Faithfully return all lines, omitting every embedded picture.

**INPUT MATERIAL**:
* Begin *

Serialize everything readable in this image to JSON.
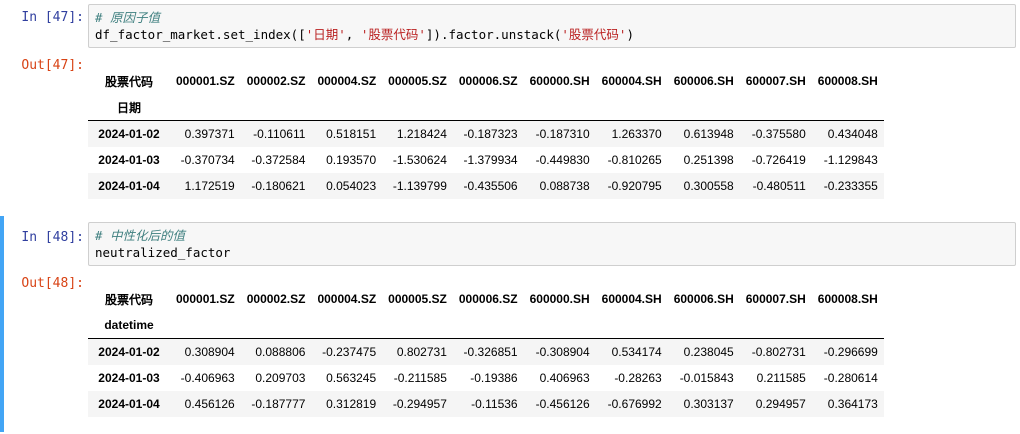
{
  "cells": [
    {
      "in_prompt": "In  [47]:",
      "code_comment": "# 原因子值",
      "code_prefix": "df_factor_market.set_index([",
      "code_str1": "'日期'",
      "code_mid": ", ",
      "code_str2": "'股票代码'",
      "code_mid2": "]).factor.unstack(",
      "code_str3": "'股票代码'",
      "code_suffix": ")",
      "out_prompt": "Out[47]:",
      "table": {
        "columns_label": "股票代码",
        "index_label": "日期",
        "columns": [
          "000001.SZ",
          "000002.SZ",
          "000004.SZ",
          "000005.SZ",
          "000006.SZ",
          "600000.SH",
          "600004.SH",
          "600006.SH",
          "600007.SH",
          "600008.SH"
        ],
        "rows": [
          {
            "index": "2024-01-02",
            "values": [
              "0.397371",
              "-0.110611",
              "0.518151",
              "1.218424",
              "-0.187323",
              "-0.187310",
              "1.263370",
              "0.613948",
              "-0.375580",
              "0.434048"
            ]
          },
          {
            "index": "2024-01-03",
            "values": [
              "-0.370734",
              "-0.372584",
              "0.193570",
              "-1.530624",
              "-1.379934",
              "-0.449830",
              "-0.810265",
              "0.251398",
              "-0.726419",
              "-1.129843"
            ]
          },
          {
            "index": "2024-01-04",
            "values": [
              "1.172519",
              "-0.180621",
              "0.054023",
              "-1.139799",
              "-0.435506",
              "0.088738",
              "-0.920795",
              "0.300558",
              "-0.480511",
              "-0.233355"
            ]
          }
        ]
      }
    },
    {
      "in_prompt": "In  [48]:",
      "code_comment": "# 中性化后的值",
      "code_line": "neutralized_factor",
      "out_prompt": "Out[48]:",
      "table": {
        "columns_label": "股票代码",
        "index_label": "datetime",
        "columns": [
          "000001.SZ",
          "000002.SZ",
          "000004.SZ",
          "000005.SZ",
          "000006.SZ",
          "600000.SH",
          "600004.SH",
          "600006.SH",
          "600007.SH",
          "600008.SH"
        ],
        "rows": [
          {
            "index": "2024-01-02",
            "values": [
              "0.308904",
              "0.088806",
              "-0.237475",
              "0.802731",
              "-0.326851",
              "-0.308904",
              "0.534174",
              "0.238045",
              "-0.802731",
              "-0.296699"
            ]
          },
          {
            "index": "2024-01-03",
            "values": [
              "-0.406963",
              "0.209703",
              "0.563245",
              "-0.211585",
              "-0.19386",
              "0.406963",
              "-0.28263",
              "-0.015843",
              "0.211585",
              "-0.280614"
            ]
          },
          {
            "index": "2024-01-04",
            "values": [
              "0.456126",
              "-0.187777",
              "0.312819",
              "-0.294957",
              "-0.11536",
              "-0.456126",
              "-0.676992",
              "0.303137",
              "0.294957",
              "0.364173"
            ]
          }
        ]
      }
    }
  ]
}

* End *

**RESULT**:
Serialize everything readable in this image to JSON.
{
  "cells": [
    {
      "in_prompt": "In  [47]:",
      "code_comment": "# 原因子值",
      "code_prefix": "df_factor_market.set_index([",
      "code_str1": "'日期'",
      "code_mid": ", ",
      "code_str2": "'股票代码'",
      "code_mid2": "]).factor.unstack(",
      "code_str3": "'股票代码'",
      "code_suffix": ")",
      "out_prompt": "Out[47]:",
      "table": {
        "columns_label": "股票代码",
        "index_label": "日期",
        "columns": [
          "000001.SZ",
          "000002.SZ",
          "000004.SZ",
          "000005.SZ",
          "000006.SZ",
          "600000.SH",
          "600004.SH",
          "600006.SH",
          "600007.SH",
          "600008.SH"
        ],
        "rows": [
          {
            "index": "2024-01-02",
            "values": [
              "0.397371",
              "-0.110611",
              "0.518151",
              "1.218424",
              "-0.187323",
              "-0.187310",
              "1.263370",
              "0.613948",
              "-0.375580",
              "0.434048"
            ]
          },
          {
            "index": "2024-01-03",
            "values": [
              "-0.370734",
              "-0.372584",
              "0.193570",
              "-1.530624",
              "-1.379934",
              "-0.449830",
              "-0.810265",
              "0.251398",
              "-0.726419",
              "-1.129843"
            ]
          },
          {
            "index": "2024-01-04",
            "values": [
              "1.172519",
              "-0.180621",
              "0.054023",
              "-1.139799",
              "-0.435506",
              "0.088738",
              "-0.920795",
              "0.300558",
              "-0.480511",
              "-0.233355"
            ]
          }
        ]
      }
    },
    {
      "in_prompt": "In  [48]:",
      "code_comment": "# 中性化后的值",
      "code_line": "neutralized_factor",
      "out_prompt": "Out[48]:",
      "table": {
        "columns_label": "股票代码",
        "index_label": "datetime",
        "columns": [
          "000001.SZ",
          "000002.SZ",
          "000004.SZ",
          "000005.SZ",
          "000006.SZ",
          "600000.SH",
          "600004.SH",
          "600006.SH",
          "600007.SH",
          "600008.SH"
        ],
        "rows": [
          {
            "index": "2024-01-02",
            "values": [
              "0.308904",
              "0.088806",
              "-0.237475",
              "0.802731",
              "-0.326851",
              "-0.308904",
              "0.534174",
              "0.238045",
              "-0.802731",
              "-0.296699"
            ]
          },
          {
            "index": "2024-01-03",
            "values": [
              "-0.406963",
              "0.209703",
              "0.563245",
              "-0.211585",
              "-0.19386",
              "0.406963",
              "-0.28263",
              "-0.015843",
              "0.211585",
              "-0.280614"
            ]
          },
          {
            "index": "2024-01-04",
            "values": [
              "0.456126",
              "-0.187777",
              "0.312819",
              "-0.294957",
              "-0.11536",
              "-0.456126",
              "-0.676992",
              "0.303137",
              "0.294957",
              "0.364173"
            ]
          }
        ]
      }
    }
  ]
}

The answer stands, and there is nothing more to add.